▶ [Work to be completed]: Repeat each entry as written and leave the images out of the copy.

_ _ _ _ _

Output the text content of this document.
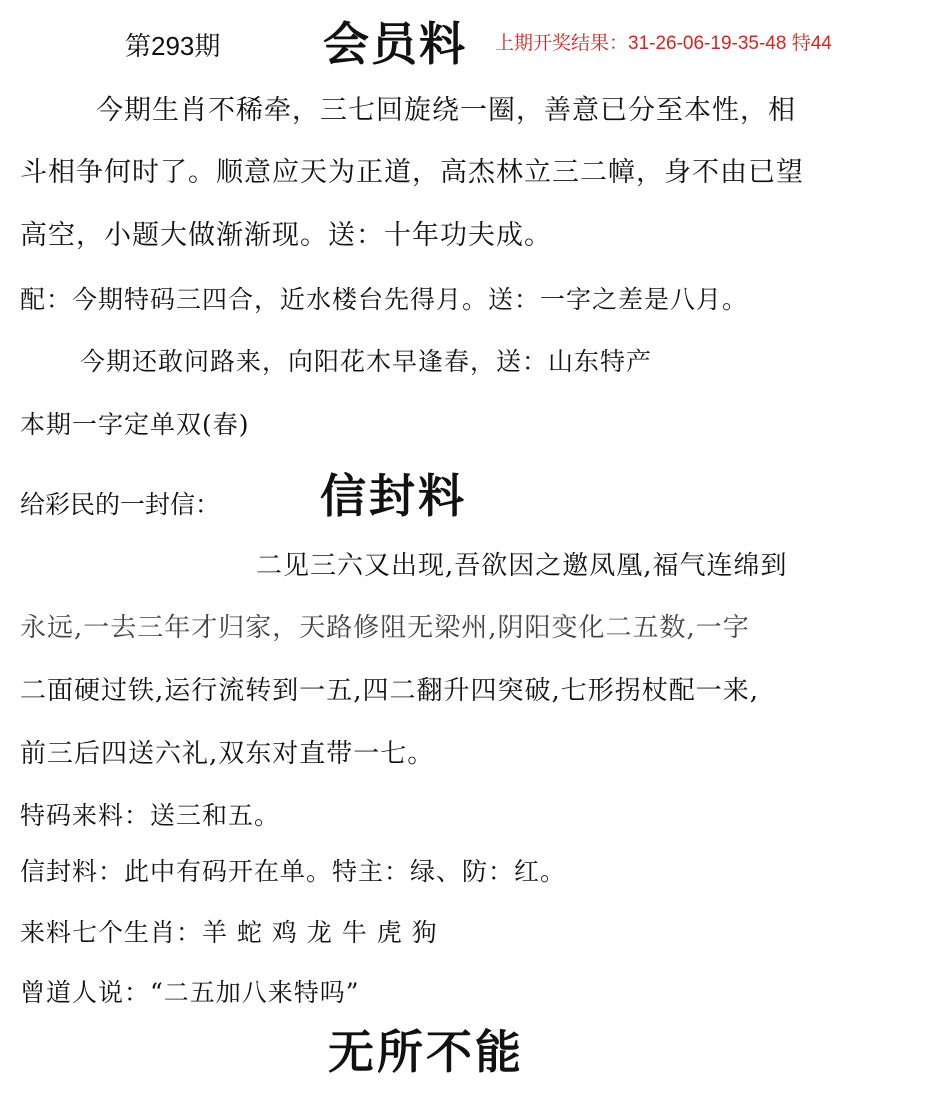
第293期 会员料 上期开奖结果：31-26-06-19-35-48 特44
今期生肖不稀牵，三七回旋绕一圈，善意已分至本性，相
斗相争何时了。顺意应天为正道，高杰林立三二幛，身不由已望
高空，小题大做渐渐现。送：十年功夫成。
配：今期特码三四合，近水楼台先得月。送：一字之差是八月。
今期还敢问路来，向阳花木早逢春，送：山东特产
本期一字定单双(春)
给彩民的一封信： 信封料
二见三六又出现,吾欲因之邀凤凰,福气连绵到
永远,一去三年才归家，天路修阻无梁州,阴阳变化二五数,一字
二面硬过铁,运行流转到一五,四二翻升四突破,七形拐杖配一来,
前三后四送六礼,双东对直带一七。
特码来料：送三和五。
信封料：此中有码开在单。特主：绿、防：红。
来料七个生肖：羊 蛇 鸡 龙 牛 虎 狗
曾道人说：“二五加八来特吗”
无所不能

_ _ _ _ _

▶ [Correct answer]:
Output the text content of this document.
第293期 会员料 上期开奖结果：31-26-06-19-35-48 特44
今期生肖不稀牵，三七回旋绕一圈，善意已分至本性，相
斗相争何时了。顺意应天为正道，高杰林立三二幛，身不由已望
高空，小题大做渐渐现。送：十年功夫成。
配：今期特码三四合，近水楼台先得月。送：一字之差是八月。
今期还敢问路来，向阳花木早逢春，送：山东特产
本期一字定单双(春)
给彩民的一封信： 信封料
二见三六又出现,吾欲因之邀凤凰,福气连绵到
永远,一去三年才归家，天路修阻无梁州,阴阳变化二五数,一字
二面硬过铁,运行流转到一五,四二翻升四突破,七形拐杖配一来,
前三后四送六礼,双东对直带一七。
特码来料：送三和五。
信封料：此中有码开在单。特主：绿、防：红。
来料七个生肖：羊 蛇 鸡 龙 牛 虎 狗
曾道人说：“二五加八来特吗”
无所不能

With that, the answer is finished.